Work to do:
Pick out each row below that contains the string "axis". Uppercase and lowercase letters must match.

***** Data entries

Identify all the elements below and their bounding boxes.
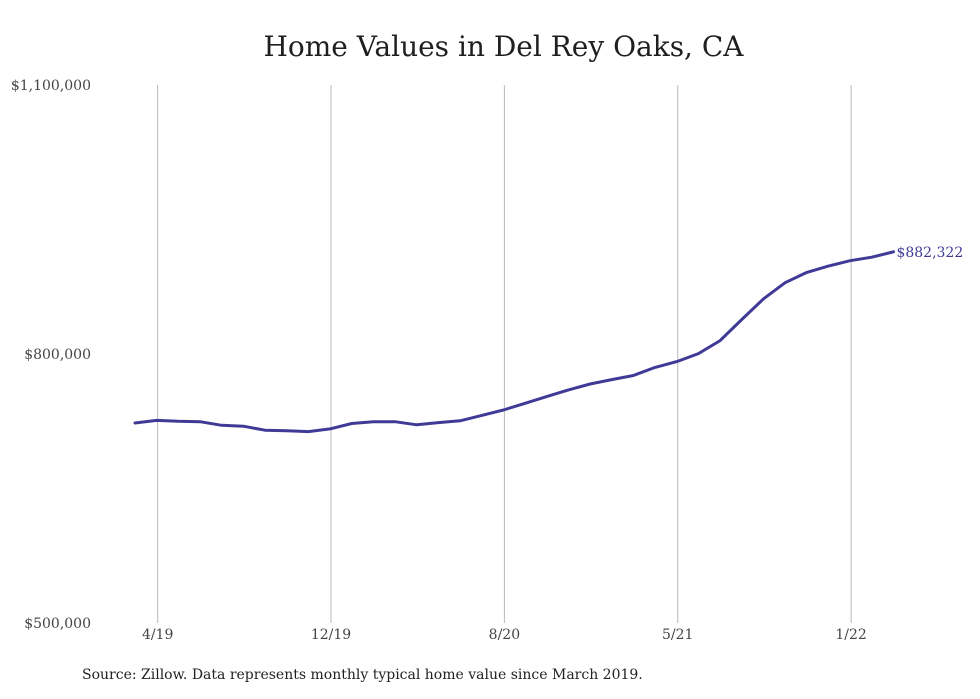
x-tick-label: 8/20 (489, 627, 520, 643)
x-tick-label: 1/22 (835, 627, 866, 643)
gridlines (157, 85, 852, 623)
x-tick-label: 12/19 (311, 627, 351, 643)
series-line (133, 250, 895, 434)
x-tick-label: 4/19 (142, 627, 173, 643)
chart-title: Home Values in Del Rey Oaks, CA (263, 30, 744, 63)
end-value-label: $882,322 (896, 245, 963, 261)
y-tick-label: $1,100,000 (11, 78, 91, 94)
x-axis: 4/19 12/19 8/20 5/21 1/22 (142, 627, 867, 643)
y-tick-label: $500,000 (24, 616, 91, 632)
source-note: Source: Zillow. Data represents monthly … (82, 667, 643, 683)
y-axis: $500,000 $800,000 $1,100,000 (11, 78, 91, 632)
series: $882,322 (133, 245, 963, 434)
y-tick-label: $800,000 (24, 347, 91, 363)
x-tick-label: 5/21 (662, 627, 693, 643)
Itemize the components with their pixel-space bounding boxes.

**********
***** Data entries

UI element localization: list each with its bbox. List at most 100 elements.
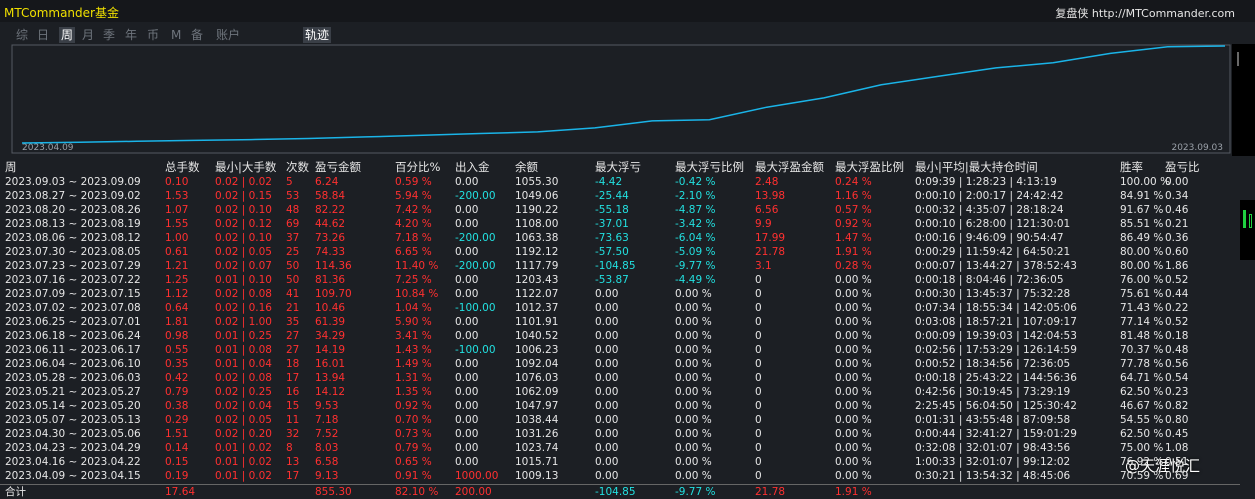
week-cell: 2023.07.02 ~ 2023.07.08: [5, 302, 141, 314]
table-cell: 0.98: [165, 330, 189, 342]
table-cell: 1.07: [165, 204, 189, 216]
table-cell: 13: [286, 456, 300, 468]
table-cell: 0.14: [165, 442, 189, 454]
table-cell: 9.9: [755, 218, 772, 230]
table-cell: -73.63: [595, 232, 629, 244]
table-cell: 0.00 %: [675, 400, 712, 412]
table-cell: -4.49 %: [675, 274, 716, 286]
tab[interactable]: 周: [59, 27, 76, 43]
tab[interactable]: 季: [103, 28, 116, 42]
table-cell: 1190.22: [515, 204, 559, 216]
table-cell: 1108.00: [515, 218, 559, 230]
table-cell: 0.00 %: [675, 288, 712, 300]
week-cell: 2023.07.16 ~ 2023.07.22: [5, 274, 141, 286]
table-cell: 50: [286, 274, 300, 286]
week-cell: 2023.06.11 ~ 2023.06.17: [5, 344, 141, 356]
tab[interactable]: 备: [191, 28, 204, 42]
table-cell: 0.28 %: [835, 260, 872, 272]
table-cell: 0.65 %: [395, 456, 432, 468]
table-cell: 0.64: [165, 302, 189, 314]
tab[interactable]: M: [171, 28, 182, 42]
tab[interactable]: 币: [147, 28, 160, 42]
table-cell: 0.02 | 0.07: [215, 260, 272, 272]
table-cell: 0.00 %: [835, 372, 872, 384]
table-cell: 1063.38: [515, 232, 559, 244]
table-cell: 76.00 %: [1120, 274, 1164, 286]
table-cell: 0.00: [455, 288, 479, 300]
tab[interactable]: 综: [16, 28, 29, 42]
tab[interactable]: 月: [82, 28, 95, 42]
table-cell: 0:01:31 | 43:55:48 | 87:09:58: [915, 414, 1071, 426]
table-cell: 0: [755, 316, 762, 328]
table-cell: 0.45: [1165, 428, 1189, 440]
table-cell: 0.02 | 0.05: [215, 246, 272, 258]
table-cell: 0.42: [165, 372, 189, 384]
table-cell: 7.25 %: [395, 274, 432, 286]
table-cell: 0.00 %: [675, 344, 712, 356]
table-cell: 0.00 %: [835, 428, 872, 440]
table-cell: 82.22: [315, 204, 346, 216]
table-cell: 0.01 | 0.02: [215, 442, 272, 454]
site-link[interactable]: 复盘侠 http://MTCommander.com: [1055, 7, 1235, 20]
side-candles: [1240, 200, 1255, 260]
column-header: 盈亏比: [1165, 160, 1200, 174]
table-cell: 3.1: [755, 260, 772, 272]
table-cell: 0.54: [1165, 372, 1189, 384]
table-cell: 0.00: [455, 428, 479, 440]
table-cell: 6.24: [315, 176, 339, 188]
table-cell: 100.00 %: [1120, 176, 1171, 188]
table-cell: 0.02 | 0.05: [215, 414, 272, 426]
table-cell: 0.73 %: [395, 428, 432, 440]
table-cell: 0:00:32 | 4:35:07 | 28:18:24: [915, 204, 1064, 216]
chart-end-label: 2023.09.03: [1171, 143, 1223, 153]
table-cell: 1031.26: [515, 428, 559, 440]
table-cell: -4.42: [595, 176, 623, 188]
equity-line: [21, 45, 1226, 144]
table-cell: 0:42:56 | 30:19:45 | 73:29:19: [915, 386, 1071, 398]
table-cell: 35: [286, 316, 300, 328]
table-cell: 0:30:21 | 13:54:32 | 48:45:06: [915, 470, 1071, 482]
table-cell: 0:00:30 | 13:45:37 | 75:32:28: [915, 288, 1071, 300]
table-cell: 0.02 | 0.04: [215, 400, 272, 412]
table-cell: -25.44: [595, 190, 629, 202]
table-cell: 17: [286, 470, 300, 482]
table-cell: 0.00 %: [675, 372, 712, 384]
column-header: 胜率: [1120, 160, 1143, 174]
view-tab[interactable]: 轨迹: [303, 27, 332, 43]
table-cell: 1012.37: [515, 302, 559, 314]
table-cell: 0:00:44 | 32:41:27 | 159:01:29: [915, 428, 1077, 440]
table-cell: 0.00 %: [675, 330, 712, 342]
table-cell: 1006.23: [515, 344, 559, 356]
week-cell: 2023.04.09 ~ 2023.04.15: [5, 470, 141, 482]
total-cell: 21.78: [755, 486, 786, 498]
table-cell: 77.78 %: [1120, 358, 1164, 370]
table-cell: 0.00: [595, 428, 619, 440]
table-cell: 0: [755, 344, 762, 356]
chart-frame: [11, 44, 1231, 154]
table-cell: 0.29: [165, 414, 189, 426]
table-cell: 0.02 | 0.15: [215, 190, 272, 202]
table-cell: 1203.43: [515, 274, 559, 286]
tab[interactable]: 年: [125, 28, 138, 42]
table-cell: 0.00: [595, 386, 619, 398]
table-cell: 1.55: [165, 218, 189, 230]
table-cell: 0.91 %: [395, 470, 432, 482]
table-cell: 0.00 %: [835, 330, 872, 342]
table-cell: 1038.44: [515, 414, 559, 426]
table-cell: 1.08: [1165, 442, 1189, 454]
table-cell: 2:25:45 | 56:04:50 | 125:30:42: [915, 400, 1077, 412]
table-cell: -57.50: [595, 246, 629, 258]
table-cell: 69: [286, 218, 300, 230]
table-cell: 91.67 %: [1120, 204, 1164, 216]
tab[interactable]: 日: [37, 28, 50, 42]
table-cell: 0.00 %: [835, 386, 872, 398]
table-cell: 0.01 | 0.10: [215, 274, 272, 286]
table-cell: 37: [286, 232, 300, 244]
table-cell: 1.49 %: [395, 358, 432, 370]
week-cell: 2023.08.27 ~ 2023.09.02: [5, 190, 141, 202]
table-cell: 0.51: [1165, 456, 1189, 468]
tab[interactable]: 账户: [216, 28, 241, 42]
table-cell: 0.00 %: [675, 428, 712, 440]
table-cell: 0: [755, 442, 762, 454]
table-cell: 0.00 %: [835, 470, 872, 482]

**********

Solution for this task:
x-axis: 4/19 12/19 8/20 5/21 1/22 (142, 627, 867, 643)
y-axis: $500,000 $800,000 $1,100,000 (11, 78, 91, 632)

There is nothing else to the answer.